- _Text section_:

···

Proposition 1   Let $I$ be an ideal of the ring $R$ and $P_1, P_2, ... ,P_n$ be prime ideals of $R$ . If $I\not\subseteq P_i$ , for all $i$ , then $I \not\subseteq \cup P_i$ .

Proof. We will prove by induction on $n$ . For $n=1$ the proof is trivial. Assume now that the result is true for $n-1$ . That implies the existence, for each $i$ , of an element $s_i$ such that $s_i\in I$ and $s_i \not\in \bigcup_{j\ne i}P_j$ . If for some $i$ , $s_i\not\in P_i$ then we are done. Thus, we may consider only the case $s_i \in P_i$ , for all $i$ .
Let $a_i = r_1...r_{i-1}r_{i+1}...r_n$ . Since $P_i$ is prime then $a_i\not\in P_i$ , for all $i$ . Moreover, for $j \ne i$ , the element $a_i \in P_j$ . Consider the element $a = \sum a_j \in I$ . Since $a_i = a - \sum_{i\ne j} a_j$ and $\sum_{i\ne j} a_j\;\in P_i$ , it follows that $a \not\in P_i$ , otherwise $a_i\in P_i$ , contradiction. The existence of the element $a$ proves the proposition.

Corollary 1   Let $I$ be an ideal of the ring $R$ and $P_1,P_2,...,P_n$ be prime ideals of $R$ . If $I \subseteq \cup P_i$ , then $I\subseteq P_i$ , for some $i$ .

···

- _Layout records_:
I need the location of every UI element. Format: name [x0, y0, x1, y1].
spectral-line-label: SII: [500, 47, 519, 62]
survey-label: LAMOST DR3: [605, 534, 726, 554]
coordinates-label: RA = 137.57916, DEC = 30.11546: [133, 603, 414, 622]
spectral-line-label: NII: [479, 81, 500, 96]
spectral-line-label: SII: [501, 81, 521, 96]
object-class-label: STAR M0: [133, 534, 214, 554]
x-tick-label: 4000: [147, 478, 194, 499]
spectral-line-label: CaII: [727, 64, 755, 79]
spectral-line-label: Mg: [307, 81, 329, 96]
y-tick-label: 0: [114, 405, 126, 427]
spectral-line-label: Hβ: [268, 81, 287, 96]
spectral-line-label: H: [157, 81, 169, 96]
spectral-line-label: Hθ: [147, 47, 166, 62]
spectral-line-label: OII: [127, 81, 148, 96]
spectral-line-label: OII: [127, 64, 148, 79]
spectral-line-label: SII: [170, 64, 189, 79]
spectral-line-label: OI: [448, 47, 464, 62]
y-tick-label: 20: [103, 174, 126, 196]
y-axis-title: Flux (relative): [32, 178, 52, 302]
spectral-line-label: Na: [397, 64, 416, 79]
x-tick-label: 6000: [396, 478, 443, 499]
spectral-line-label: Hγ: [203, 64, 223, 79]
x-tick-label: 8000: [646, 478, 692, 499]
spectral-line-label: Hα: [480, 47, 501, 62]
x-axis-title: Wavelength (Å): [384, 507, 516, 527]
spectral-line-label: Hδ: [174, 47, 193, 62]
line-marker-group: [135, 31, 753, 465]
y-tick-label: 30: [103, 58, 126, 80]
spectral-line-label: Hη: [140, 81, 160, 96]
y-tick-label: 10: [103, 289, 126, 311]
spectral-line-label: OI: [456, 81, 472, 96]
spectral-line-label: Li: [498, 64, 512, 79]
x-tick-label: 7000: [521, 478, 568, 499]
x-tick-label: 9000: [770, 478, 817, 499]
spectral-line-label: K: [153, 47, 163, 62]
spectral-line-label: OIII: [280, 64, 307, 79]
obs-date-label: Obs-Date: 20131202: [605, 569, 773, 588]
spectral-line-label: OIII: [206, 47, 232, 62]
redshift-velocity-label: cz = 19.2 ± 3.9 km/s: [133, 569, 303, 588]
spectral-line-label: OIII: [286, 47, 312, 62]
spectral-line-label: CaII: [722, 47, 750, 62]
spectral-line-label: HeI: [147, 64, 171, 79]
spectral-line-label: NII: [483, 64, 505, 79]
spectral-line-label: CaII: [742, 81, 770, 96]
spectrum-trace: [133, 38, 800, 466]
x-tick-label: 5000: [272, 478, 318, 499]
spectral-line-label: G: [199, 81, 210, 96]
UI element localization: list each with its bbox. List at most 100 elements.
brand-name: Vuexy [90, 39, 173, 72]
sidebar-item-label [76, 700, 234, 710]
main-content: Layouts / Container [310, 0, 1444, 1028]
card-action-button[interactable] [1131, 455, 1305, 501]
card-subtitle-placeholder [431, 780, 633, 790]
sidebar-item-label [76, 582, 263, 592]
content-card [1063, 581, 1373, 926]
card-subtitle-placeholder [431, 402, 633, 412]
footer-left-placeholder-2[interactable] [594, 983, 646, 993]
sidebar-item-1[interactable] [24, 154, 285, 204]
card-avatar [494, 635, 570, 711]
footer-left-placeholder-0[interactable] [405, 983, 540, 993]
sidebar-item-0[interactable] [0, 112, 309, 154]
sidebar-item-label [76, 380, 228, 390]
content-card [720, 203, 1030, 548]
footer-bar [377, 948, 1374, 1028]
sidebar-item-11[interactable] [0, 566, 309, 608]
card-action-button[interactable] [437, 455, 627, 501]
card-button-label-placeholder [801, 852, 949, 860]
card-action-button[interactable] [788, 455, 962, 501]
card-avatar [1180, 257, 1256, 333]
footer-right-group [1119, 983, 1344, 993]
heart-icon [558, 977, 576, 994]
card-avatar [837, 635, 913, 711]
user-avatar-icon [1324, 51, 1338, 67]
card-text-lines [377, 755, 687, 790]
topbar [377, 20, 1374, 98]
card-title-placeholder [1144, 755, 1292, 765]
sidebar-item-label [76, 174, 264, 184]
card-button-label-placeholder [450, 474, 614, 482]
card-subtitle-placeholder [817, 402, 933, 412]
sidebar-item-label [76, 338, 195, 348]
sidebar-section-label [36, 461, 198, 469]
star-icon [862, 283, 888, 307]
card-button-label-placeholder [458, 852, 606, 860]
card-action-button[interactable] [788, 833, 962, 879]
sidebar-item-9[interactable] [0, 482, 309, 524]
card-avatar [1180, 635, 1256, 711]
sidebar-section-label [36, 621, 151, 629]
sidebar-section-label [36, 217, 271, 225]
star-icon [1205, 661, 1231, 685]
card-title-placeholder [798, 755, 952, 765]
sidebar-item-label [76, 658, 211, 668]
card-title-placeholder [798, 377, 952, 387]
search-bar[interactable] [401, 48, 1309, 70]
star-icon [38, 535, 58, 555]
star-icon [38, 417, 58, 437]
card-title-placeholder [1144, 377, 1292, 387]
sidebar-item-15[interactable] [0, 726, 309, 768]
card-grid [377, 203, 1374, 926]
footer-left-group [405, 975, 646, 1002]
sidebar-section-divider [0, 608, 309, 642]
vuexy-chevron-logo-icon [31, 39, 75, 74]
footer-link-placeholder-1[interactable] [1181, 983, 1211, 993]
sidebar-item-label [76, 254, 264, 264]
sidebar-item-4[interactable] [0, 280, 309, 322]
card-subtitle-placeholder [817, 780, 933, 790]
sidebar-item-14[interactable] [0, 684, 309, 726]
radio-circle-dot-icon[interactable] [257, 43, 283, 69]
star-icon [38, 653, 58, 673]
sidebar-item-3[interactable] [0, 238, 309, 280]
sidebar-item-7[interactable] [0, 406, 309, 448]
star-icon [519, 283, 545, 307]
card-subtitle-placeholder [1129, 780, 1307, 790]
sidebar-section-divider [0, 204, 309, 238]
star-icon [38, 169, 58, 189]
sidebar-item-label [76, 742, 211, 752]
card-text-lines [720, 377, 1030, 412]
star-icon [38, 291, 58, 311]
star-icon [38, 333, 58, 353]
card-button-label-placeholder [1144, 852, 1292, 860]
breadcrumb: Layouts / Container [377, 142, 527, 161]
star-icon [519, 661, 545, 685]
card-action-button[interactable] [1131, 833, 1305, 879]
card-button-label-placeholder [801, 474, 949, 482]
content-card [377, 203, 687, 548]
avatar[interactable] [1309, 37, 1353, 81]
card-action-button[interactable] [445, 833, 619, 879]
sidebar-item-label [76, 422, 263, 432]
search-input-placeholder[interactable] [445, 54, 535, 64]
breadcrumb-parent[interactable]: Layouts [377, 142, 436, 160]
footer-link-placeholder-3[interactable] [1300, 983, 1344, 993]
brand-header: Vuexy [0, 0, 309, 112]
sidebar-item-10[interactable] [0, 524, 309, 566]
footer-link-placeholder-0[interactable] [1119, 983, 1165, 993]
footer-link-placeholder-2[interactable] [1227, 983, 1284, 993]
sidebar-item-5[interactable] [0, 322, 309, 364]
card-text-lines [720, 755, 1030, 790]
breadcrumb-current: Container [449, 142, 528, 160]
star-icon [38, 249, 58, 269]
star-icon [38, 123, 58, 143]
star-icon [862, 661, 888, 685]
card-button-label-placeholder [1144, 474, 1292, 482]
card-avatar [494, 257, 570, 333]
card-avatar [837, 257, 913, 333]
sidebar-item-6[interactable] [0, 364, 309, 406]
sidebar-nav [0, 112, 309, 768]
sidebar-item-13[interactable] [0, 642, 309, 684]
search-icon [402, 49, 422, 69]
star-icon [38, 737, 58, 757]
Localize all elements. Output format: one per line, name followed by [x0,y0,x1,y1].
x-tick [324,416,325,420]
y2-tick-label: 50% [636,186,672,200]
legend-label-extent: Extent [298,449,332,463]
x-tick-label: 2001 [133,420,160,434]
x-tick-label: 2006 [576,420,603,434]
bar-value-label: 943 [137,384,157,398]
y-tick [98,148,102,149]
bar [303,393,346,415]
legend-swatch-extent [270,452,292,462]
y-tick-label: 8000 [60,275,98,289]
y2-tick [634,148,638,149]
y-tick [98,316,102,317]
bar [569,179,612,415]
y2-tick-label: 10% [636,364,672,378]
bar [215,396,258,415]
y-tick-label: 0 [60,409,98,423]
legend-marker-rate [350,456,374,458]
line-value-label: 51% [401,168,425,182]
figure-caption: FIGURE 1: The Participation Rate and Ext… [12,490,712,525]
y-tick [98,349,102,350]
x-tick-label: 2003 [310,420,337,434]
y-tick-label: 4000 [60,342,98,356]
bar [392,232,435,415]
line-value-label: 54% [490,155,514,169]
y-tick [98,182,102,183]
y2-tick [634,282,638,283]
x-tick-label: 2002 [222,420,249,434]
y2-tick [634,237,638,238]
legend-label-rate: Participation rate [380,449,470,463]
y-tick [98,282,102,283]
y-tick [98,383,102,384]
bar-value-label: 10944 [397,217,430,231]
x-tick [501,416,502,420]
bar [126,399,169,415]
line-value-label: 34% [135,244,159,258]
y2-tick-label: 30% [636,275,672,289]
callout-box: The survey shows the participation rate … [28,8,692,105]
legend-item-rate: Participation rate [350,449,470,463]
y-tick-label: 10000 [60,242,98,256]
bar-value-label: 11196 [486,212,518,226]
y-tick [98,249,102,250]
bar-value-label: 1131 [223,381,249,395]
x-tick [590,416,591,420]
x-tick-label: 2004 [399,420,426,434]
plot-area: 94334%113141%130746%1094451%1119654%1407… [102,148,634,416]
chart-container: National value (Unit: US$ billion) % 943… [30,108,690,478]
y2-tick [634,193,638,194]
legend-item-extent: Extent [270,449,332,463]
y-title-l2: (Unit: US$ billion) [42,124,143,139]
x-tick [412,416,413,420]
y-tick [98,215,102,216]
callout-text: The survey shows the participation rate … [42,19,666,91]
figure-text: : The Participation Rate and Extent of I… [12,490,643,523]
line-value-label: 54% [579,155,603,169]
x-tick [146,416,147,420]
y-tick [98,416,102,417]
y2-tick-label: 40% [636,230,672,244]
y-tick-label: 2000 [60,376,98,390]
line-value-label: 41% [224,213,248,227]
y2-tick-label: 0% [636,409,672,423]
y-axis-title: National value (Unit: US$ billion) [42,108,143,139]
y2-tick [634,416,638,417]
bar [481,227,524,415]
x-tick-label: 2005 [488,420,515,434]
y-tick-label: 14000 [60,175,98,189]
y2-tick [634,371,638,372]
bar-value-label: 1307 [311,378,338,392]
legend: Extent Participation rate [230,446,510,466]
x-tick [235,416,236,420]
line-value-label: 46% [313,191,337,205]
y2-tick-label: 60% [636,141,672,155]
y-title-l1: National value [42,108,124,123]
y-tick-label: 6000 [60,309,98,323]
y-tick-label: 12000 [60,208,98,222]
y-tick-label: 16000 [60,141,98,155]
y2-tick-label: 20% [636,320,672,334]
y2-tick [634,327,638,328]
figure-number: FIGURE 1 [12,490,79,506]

···

- _Exercise tasks_:
1 – In the text on prime ideals, what method is used to prove Proposition 1?
2 – Reproduce the passage of the text on prime ideals from "Corollary 1   Let" up to and including "for some $i$ .".

- _Responses_:
1 – Induction on $n$.

2 –
Corollary 1   Let $I$ be an ideal of the ring $R$ and $P_1,P_2,...,P_n$ be prime ideals of $R$ . If $I \subseteq \cup P_i$ , then $I\subseteq P_i$ , for some $i$ .